[START]

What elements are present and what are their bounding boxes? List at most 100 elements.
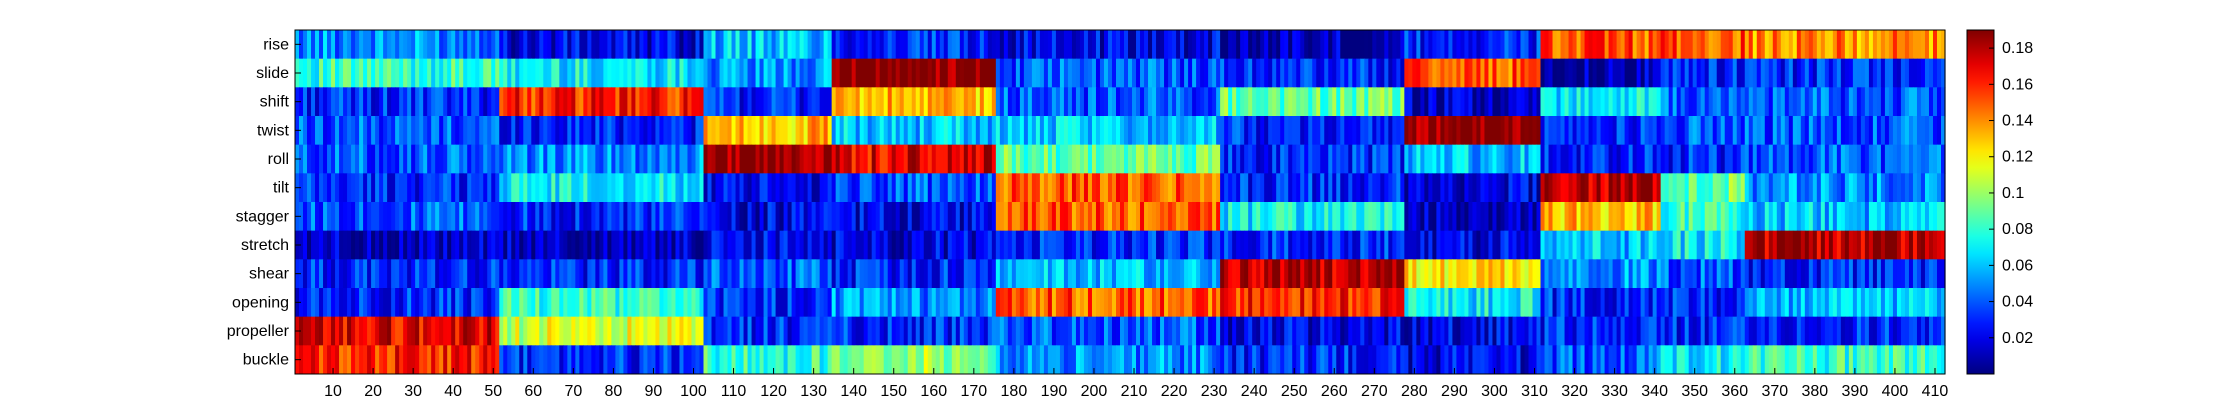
heatmap-cell — [1852, 316, 1858, 346]
heatmap-cell — [1560, 345, 1566, 375]
heatmap-cell — [991, 230, 997, 260]
heatmap-cell — [1660, 202, 1666, 232]
heatmap-cell — [1872, 288, 1878, 318]
heatmap-cell — [815, 345, 821, 375]
heatmap-cell — [1660, 30, 1666, 60]
heatmap-cell — [351, 230, 356, 260]
heatmap-cell — [1876, 288, 1882, 318]
heatmap-cell — [1696, 116, 1702, 146]
heatmap-cell — [1468, 173, 1474, 203]
heatmap-cell — [1720, 173, 1726, 203]
heatmap-cell — [763, 259, 769, 289]
heatmap-cell — [1316, 58, 1321, 88]
heatmap-cell — [1548, 288, 1554, 318]
heatmap-cell — [1312, 144, 1317, 174]
heatmap-cell — [551, 259, 556, 289]
heatmap-cell — [1136, 259, 1141, 289]
heatmap-cell — [1732, 259, 1738, 289]
heatmap-cell — [1540, 173, 1546, 203]
heatmap-cell — [1288, 316, 1293, 346]
heatmap-cell — [775, 87, 781, 117]
heatmap-cell — [819, 87, 825, 117]
heatmap-cell — [1352, 58, 1357, 88]
heatmap-cell — [1388, 230, 1393, 260]
heatmap-cell — [363, 173, 368, 203]
heatmap-cell — [971, 316, 977, 346]
heatmap-cell — [1600, 87, 1606, 117]
heatmap-cell — [855, 288, 861, 318]
heatmap-cell — [1652, 87, 1658, 117]
heatmap-cell — [979, 144, 985, 174]
heatmap-cell — [835, 288, 841, 318]
heatmap-cell — [1740, 173, 1746, 203]
heatmap-cell — [1804, 87, 1810, 117]
heatmap-cell — [1124, 116, 1129, 146]
heatmap-cell — [351, 345, 356, 375]
heatmap-cell — [1120, 345, 1125, 375]
heatmap-cell — [1740, 30, 1746, 60]
heatmap-cell — [1528, 316, 1534, 346]
heatmap-cell — [1136, 30, 1141, 60]
heatmap-cell — [655, 202, 661, 232]
heatmap-cell — [599, 87, 604, 117]
heatmap-cell — [1240, 30, 1245, 60]
heatmap-cell — [739, 58, 745, 88]
heatmap-cell — [299, 30, 304, 60]
heatmap-cell — [1824, 288, 1830, 318]
heatmap-cell — [1140, 345, 1145, 375]
heatmap-cell — [1820, 87, 1826, 117]
heatmap-cell — [1156, 173, 1161, 203]
heatmap-cell — [1728, 259, 1734, 289]
heatmap-cell — [1492, 316, 1498, 346]
heatmap-cell — [1904, 288, 1910, 318]
heatmap-cell — [407, 259, 412, 289]
heatmap-cell — [347, 173, 352, 203]
heatmap-cell — [431, 259, 436, 289]
heatmap-cell — [783, 173, 789, 203]
heatmap-cell — [1624, 230, 1630, 260]
heatmap-cell — [495, 144, 500, 174]
heatmap-cell — [1916, 230, 1922, 260]
heatmap-cell — [823, 87, 829, 117]
heatmap-cell — [1896, 58, 1902, 88]
heatmap-cell — [515, 345, 520, 375]
heatmap-cell — [411, 144, 416, 174]
heatmap-cell — [971, 259, 977, 289]
heatmap-cell — [1400, 316, 1405, 346]
heatmap-cell — [931, 87, 937, 117]
heatmap-cell — [611, 30, 616, 60]
heatmap-cell — [503, 230, 508, 260]
heatmap-cell — [395, 288, 400, 318]
heatmap-cell — [667, 345, 673, 375]
heatmap-cell — [1216, 144, 1221, 174]
heatmap-cell — [1804, 316, 1810, 346]
heatmap-cell — [367, 58, 372, 88]
heatmap-cell — [815, 230, 821, 260]
heatmap-cell — [595, 58, 600, 88]
heatmap-cell — [679, 58, 685, 88]
heatmap-cell — [1083, 116, 1089, 146]
heatmap-cell — [1344, 58, 1349, 88]
heatmap-cell — [1504, 30, 1510, 60]
heatmap-cell — [1672, 30, 1678, 60]
heatmap-cell — [615, 173, 620, 203]
heatmap-cell — [759, 288, 765, 318]
heatmap-cell — [1892, 116, 1898, 146]
heatmap-cell — [387, 58, 392, 88]
heatmap-cell — [1524, 230, 1530, 260]
heatmap-cell — [1908, 144, 1914, 174]
heatmap-cell — [1288, 30, 1293, 60]
heatmap-cell — [815, 30, 821, 60]
heatmap-cell — [1204, 144, 1209, 174]
heatmap-cell — [1424, 259, 1429, 289]
heatmap-cell — [1808, 173, 1814, 203]
heatmap-cell — [643, 288, 649, 318]
heatmap-cell — [1232, 230, 1237, 260]
heatmap-cell — [1864, 116, 1870, 146]
heatmap-cell — [1764, 173, 1770, 203]
heatmap-cell — [1015, 230, 1021, 260]
heatmap-cell — [1880, 87, 1886, 117]
heatmap-cell — [783, 202, 789, 232]
heatmap-cell — [1356, 230, 1361, 260]
heatmap-cell — [1796, 230, 1802, 260]
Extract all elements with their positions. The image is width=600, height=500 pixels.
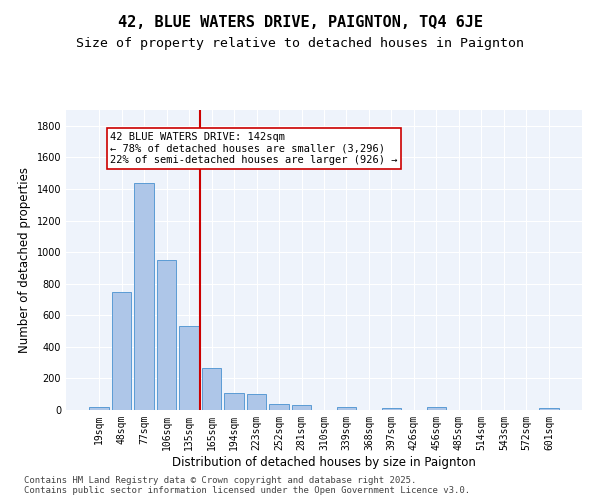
Y-axis label: Number of detached properties: Number of detached properties — [18, 167, 31, 353]
Text: Contains HM Land Registry data © Crown copyright and database right 2025.
Contai: Contains HM Land Registry data © Crown c… — [24, 476, 470, 495]
Bar — [202, 368, 221, 410]
Bar — [134, 182, 154, 410]
Bar — [112, 292, 131, 410]
Bar — [337, 407, 356, 410]
Bar — [179, 326, 199, 410]
Bar — [427, 407, 446, 410]
Bar — [247, 394, 266, 410]
Bar — [269, 404, 289, 410]
Bar — [89, 407, 109, 410]
Text: Size of property relative to detached houses in Paignton: Size of property relative to detached ho… — [76, 38, 524, 51]
Bar — [539, 408, 559, 410]
Bar — [224, 392, 244, 410]
Bar — [157, 260, 176, 410]
Text: 42, BLUE WATERS DRIVE, PAIGNTON, TQ4 6JE: 42, BLUE WATERS DRIVE, PAIGNTON, TQ4 6JE — [118, 15, 482, 30]
Text: 42 BLUE WATERS DRIVE: 142sqm
← 78% of detached houses are smaller (3,296)
22% of: 42 BLUE WATERS DRIVE: 142sqm ← 78% of de… — [110, 132, 398, 166]
Bar — [292, 406, 311, 410]
X-axis label: Distribution of detached houses by size in Paignton: Distribution of detached houses by size … — [172, 456, 476, 468]
Bar — [382, 408, 401, 410]
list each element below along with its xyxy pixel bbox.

[END]

- Written problem
Retype all of the material above line for line, omitting the pictures.

- Reply
What elements are present and what are their bounding boxes? List at most 100 elements.
heatmap-cell — [1852, 316, 1858, 346]
heatmap-cell — [1560, 345, 1566, 375]
heatmap-cell — [991, 230, 997, 260]
heatmap-cell — [1660, 202, 1666, 232]
heatmap-cell — [1872, 288, 1878, 318]
heatmap-cell — [815, 345, 821, 375]
heatmap-cell — [1660, 30, 1666, 60]
heatmap-cell — [351, 230, 356, 260]
heatmap-cell — [1876, 288, 1882, 318]
heatmap-cell — [1696, 116, 1702, 146]
heatmap-cell — [1468, 173, 1474, 203]
heatmap-cell — [1720, 173, 1726, 203]
heatmap-cell — [763, 259, 769, 289]
heatmap-cell — [1316, 58, 1321, 88]
heatmap-cell — [1548, 288, 1554, 318]
heatmap-cell — [1312, 144, 1317, 174]
heatmap-cell — [551, 259, 556, 289]
heatmap-cell — [1136, 259, 1141, 289]
heatmap-cell — [1732, 259, 1738, 289]
heatmap-cell — [1540, 173, 1546, 203]
heatmap-cell — [1288, 316, 1293, 346]
heatmap-cell — [775, 87, 781, 117]
heatmap-cell — [819, 87, 825, 117]
heatmap-cell — [1352, 58, 1357, 88]
heatmap-cell — [1388, 230, 1393, 260]
heatmap-cell — [363, 173, 368, 203]
heatmap-cell — [971, 316, 977, 346]
heatmap-cell — [1600, 87, 1606, 117]
heatmap-cell — [855, 288, 861, 318]
heatmap-cell — [1652, 87, 1658, 117]
heatmap-cell — [979, 144, 985, 174]
heatmap-cell — [835, 288, 841, 318]
heatmap-cell — [1740, 173, 1746, 203]
heatmap-cell — [1804, 87, 1810, 117]
heatmap-cell — [1124, 116, 1129, 146]
heatmap-cell — [351, 345, 356, 375]
heatmap-cell — [1120, 345, 1125, 375]
heatmap-cell — [1740, 30, 1746, 60]
heatmap-cell — [1528, 316, 1534, 346]
heatmap-cell — [1136, 30, 1141, 60]
heatmap-cell — [655, 202, 661, 232]
heatmap-cell — [599, 87, 604, 117]
heatmap-cell — [1240, 30, 1245, 60]
heatmap-cell — [739, 58, 745, 88]
heatmap-cell — [299, 30, 304, 60]
heatmap-cell — [1824, 288, 1830, 318]
heatmap-cell — [1140, 345, 1145, 375]
heatmap-cell — [1820, 87, 1826, 117]
heatmap-cell — [1156, 173, 1161, 203]
heatmap-cell — [1728, 259, 1734, 289]
heatmap-cell — [1492, 316, 1498, 346]
heatmap-cell — [1904, 288, 1910, 318]
heatmap-cell — [407, 259, 412, 289]
heatmap-cell — [347, 173, 352, 203]
heatmap-cell — [431, 259, 436, 289]
heatmap-cell — [783, 173, 789, 203]
heatmap-cell — [1624, 230, 1630, 260]
heatmap-cell — [495, 144, 500, 174]
heatmap-cell — [1916, 230, 1922, 260]
heatmap-cell — [823, 87, 829, 117]
heatmap-cell — [1896, 58, 1902, 88]
heatmap-cell — [515, 345, 520, 375]
heatmap-cell — [411, 144, 416, 174]
heatmap-cell — [971, 259, 977, 289]
heatmap-cell — [1400, 316, 1405, 346]
heatmap-cell — [931, 87, 937, 117]
heatmap-cell — [611, 30, 616, 60]
heatmap-cell — [503, 230, 508, 260]
heatmap-cell — [395, 288, 400, 318]
heatmap-cell — [667, 345, 673, 375]
heatmap-cell — [1216, 144, 1221, 174]
heatmap-cell — [1804, 316, 1810, 346]
heatmap-cell — [367, 58, 372, 88]
heatmap-cell — [815, 230, 821, 260]
heatmap-cell — [595, 58, 600, 88]
heatmap-cell — [679, 58, 685, 88]
heatmap-cell — [1083, 116, 1089, 146]
heatmap-cell — [1344, 58, 1349, 88]
heatmap-cell — [1504, 30, 1510, 60]
heatmap-cell — [1672, 30, 1678, 60]
heatmap-cell — [615, 173, 620, 203]
heatmap-cell — [759, 288, 765, 318]
heatmap-cell — [1892, 116, 1898, 146]
heatmap-cell — [387, 58, 392, 88]
heatmap-cell — [1524, 230, 1530, 260]
heatmap-cell — [1908, 144, 1914, 174]
heatmap-cell — [1288, 30, 1293, 60]
heatmap-cell — [815, 30, 821, 60]
heatmap-cell — [1204, 144, 1209, 174]
heatmap-cell — [1424, 259, 1429, 289]
heatmap-cell — [1808, 173, 1814, 203]
heatmap-cell — [643, 288, 649, 318]
heatmap-cell — [1232, 230, 1237, 260]
heatmap-cell — [1864, 116, 1870, 146]
heatmap-cell — [1764, 173, 1770, 203]
heatmap-cell — [1015, 230, 1021, 260]
heatmap-cell — [1880, 87, 1886, 117]
heatmap-cell — [783, 202, 789, 232]
heatmap-cell — [1356, 230, 1361, 260]
heatmap-cell — [1796, 230, 1802, 260]
Extract all elements with their positions. The image is width=600, height=500 pixels.
Y-axis label: Number of detached properties: Number of detached properties — [18, 167, 31, 353]
Text: Contains HM Land Registry data © Crown copyright and database right 2025.
Contai: Contains HM Land Registry data © Crown c… — [24, 476, 470, 495]
Bar — [202, 368, 221, 410]
Bar — [134, 182, 154, 410]
Bar — [112, 292, 131, 410]
Bar — [337, 407, 356, 410]
Bar — [179, 326, 199, 410]
Bar — [427, 407, 446, 410]
Bar — [247, 394, 266, 410]
Bar — [269, 404, 289, 410]
Bar — [89, 407, 109, 410]
Text: Size of property relative to detached houses in Paignton: Size of property relative to detached ho… — [76, 38, 524, 51]
Bar — [539, 408, 559, 410]
Bar — [224, 392, 244, 410]
Bar — [157, 260, 176, 410]
Text: 42, BLUE WATERS DRIVE, PAIGNTON, TQ4 6JE: 42, BLUE WATERS DRIVE, PAIGNTON, TQ4 6JE — [118, 15, 482, 30]
Text: 42 BLUE WATERS DRIVE: 142sqm
← 78% of detached houses are smaller (3,296)
22% of: 42 BLUE WATERS DRIVE: 142sqm ← 78% of de… — [110, 132, 398, 166]
Bar — [292, 406, 311, 410]
X-axis label: Distribution of detached houses by size in Paignton: Distribution of detached houses by size … — [172, 456, 476, 468]
Bar — [382, 408, 401, 410]
list each element below along with its xyxy pixel bbox.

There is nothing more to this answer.